What follows is a set of records. Repeat them word for word.

——

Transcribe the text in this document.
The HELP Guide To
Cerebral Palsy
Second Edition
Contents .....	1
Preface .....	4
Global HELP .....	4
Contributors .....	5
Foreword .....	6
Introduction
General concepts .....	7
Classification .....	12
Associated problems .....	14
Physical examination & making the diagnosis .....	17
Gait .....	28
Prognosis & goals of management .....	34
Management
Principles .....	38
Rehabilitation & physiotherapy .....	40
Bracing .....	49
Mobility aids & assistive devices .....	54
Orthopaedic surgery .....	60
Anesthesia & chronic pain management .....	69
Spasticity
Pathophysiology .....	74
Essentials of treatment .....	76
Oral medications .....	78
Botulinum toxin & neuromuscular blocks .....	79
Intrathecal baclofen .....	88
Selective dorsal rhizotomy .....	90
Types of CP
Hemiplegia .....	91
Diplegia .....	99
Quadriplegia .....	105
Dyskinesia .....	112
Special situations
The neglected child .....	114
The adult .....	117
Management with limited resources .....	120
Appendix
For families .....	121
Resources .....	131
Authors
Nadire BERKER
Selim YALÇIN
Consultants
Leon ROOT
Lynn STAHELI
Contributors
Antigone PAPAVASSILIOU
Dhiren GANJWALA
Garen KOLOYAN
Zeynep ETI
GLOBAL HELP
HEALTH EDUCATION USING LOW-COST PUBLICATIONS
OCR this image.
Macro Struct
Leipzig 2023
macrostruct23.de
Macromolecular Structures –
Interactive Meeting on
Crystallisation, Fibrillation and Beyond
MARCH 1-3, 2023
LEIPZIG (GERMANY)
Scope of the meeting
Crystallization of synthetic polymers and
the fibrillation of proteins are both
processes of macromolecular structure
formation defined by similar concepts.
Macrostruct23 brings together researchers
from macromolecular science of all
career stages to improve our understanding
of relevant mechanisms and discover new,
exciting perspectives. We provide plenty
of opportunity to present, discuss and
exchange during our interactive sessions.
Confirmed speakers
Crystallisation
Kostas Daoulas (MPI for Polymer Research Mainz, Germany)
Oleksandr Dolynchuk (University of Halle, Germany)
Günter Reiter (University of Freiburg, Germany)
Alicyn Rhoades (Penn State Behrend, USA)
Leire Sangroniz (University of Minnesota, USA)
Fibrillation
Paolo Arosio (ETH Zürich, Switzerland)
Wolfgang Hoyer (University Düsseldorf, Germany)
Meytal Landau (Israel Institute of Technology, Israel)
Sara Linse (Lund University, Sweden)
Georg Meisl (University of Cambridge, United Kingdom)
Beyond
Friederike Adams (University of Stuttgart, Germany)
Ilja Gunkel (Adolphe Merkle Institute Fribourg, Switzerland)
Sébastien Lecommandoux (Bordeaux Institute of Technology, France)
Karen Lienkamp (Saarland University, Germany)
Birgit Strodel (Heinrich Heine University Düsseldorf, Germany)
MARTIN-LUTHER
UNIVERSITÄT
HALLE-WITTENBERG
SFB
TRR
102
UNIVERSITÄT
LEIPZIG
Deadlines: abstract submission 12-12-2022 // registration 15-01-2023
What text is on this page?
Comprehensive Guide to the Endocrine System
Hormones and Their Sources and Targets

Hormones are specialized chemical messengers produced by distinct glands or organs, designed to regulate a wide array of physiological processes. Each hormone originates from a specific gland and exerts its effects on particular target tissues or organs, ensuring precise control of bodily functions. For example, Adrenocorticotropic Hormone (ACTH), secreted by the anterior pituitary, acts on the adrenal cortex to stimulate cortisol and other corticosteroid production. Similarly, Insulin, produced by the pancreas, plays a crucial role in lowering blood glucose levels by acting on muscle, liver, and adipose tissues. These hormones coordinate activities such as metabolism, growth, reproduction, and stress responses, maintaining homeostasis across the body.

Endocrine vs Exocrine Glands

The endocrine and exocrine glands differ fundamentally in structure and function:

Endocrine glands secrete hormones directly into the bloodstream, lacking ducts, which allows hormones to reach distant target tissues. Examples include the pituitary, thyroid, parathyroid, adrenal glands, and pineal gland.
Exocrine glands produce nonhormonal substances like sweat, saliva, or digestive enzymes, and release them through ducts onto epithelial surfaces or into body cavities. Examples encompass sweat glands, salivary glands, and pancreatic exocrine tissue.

——

*ANSWER SPACE*
Transcribe the text in this document.
The HELP Guide To
Cerebral Palsy
Second Edition
Contents .....	1
Preface .....	4
Global HELP .....	4
Contributors .....	5
Foreword .....	6
Introduction
General concepts .....	7
Classification .....	12
Associated problems .....	14
Physical examination & making the diagnosis .....	17
Gait .....	28
Prognosis & goals of management .....	34
Management
Principles .....	38
Rehabilitation & physiotherapy .....	40
Bracing .....	49
Mobility aids & assistive devices .....	54
Orthopaedic surgery .....	60
Anesthesia & chronic pain management .....	69
Spasticity
Pathophysiology .....	74
Essentials of treatment .....	76
Oral medications .....	78
Botulinum toxin & neuromuscular blocks .....	79
Intrathecal baclofen .....	88
Selective dorsal rhizotomy .....	90
Types of CP
Hemiplegia .....	91
Diplegia .....	99
Quadriplegia .....	105
Dyskinesia .....	112
Special situations
The neglected child .....	114
The adult .....	117
Management with limited resources .....	120
Appendix
For families .....	121
Resources .....	131
Authors
Nadire BERKER
Selim YALÇIN
Consultants
Leon ROOT
Lynn STAHELI
Contributors
Antigone PAPAVASSILIOU
Dhiren GANJWALA
Garen KOLOYAN
Zeynep ETI
GLOBAL HELP
HEALTH EDUCATION USING LOW-COST PUBLICATIONS
OCR this image.
Macro Struct
Leipzig 2023
macrostruct23.de
Macromolecular Structures –
Interactive Meeting on
Crystallisation, Fibrillation and Beyond
MARCH 1-3, 2023
LEIPZIG (GERMANY)
Scope of the meeting
Crystallization of synthetic polymers and
the fibrillation of proteins are both
processes of macromolecular structure
formation defined by similar concepts.
Macrostruct23 brings together researchers
from macromolecular science of all
career stages to improve our understanding
of relevant mechanisms and discover new,
exciting perspectives. We provide plenty
of opportunity to present, discuss and
exchange during our interactive sessions.
Confirmed speakers
Crystallisation
Kostas Daoulas (MPI for Polymer Research Mainz, Germany)
Oleksandr Dolynchuk (University of Halle, Germany)
Günter Reiter (University of Freiburg, Germany)
Alicyn Rhoades (Penn State Behrend, USA)
Leire Sangroniz (University of Minnesota, USA)
Fibrillation
Paolo Arosio (ETH Zürich, Switzerland)
Wolfgang Hoyer (University Düsseldorf, Germany)
Meytal Landau (Israel Institute of Technology, Israel)
Sara Linse (Lund University, Sweden)
Georg Meisl (University of Cambridge, United Kingdom)
Beyond
Friederike Adams (University of Stuttgart, Germany)
Ilja Gunkel (Adolphe Merkle Institute Fribourg, Switzerland)
Sébastien Lecommandoux (Bordeaux Institute of Technology, France)
Karen Lienkamp (Saarland University, Germany)
Birgit Strodel (Heinrich Heine University Düsseldorf, Germany)
MARTIN-LUTHER
UNIVERSITÄT
HALLE-WITTENBERG
SFB
TRR
102
UNIVERSITÄT
LEIPZIG
Deadlines: abstract submission 12-12-2022 // registration 15-01-2023
What text is on this page?
Comprehensive Guide to the Endocrine System
Hormones and Their Sources and Targets

Hormones are specialized chemical messengers produced by distinct glands or organs, designed to regulate a wide array of physiological processes. Each hormone originates from a specific gland and exerts its effects on particular target tissues or organs, ensuring precise control of bodily functions. For example, Adrenocorticotropic Hormone (ACTH), secreted by the anterior pituitary, acts on the adrenal cortex to stimulate cortisol and other corticosteroid production. Similarly, Insulin, produced by the pancreas, plays a crucial role in lowering blood glucose levels by acting on muscle, liver, and adipose tissues. These hormones coordinate activities such as metabolism, growth, reproduction, and stress responses, maintaining homeostasis across the body.

Endocrine vs Exocrine Glands

The endocrine and exocrine glands differ fundamentally in structure and function:

Endocrine glands secrete hormones directly into the bloodstream, lacking ducts, which allows hormones to reach distant target tissues. Examples include the pituitary, thyroid, parathyroid, adrenal glands, and pineal gland.
Exocrine glands produce nonhormonal substances like sweat, saliva, or digestive enzymes, and release them through ducts onto epithelial surfaces or into body cavities. Examples encompass sweat glands, salivary glands, and pancreatic exocrine tissue.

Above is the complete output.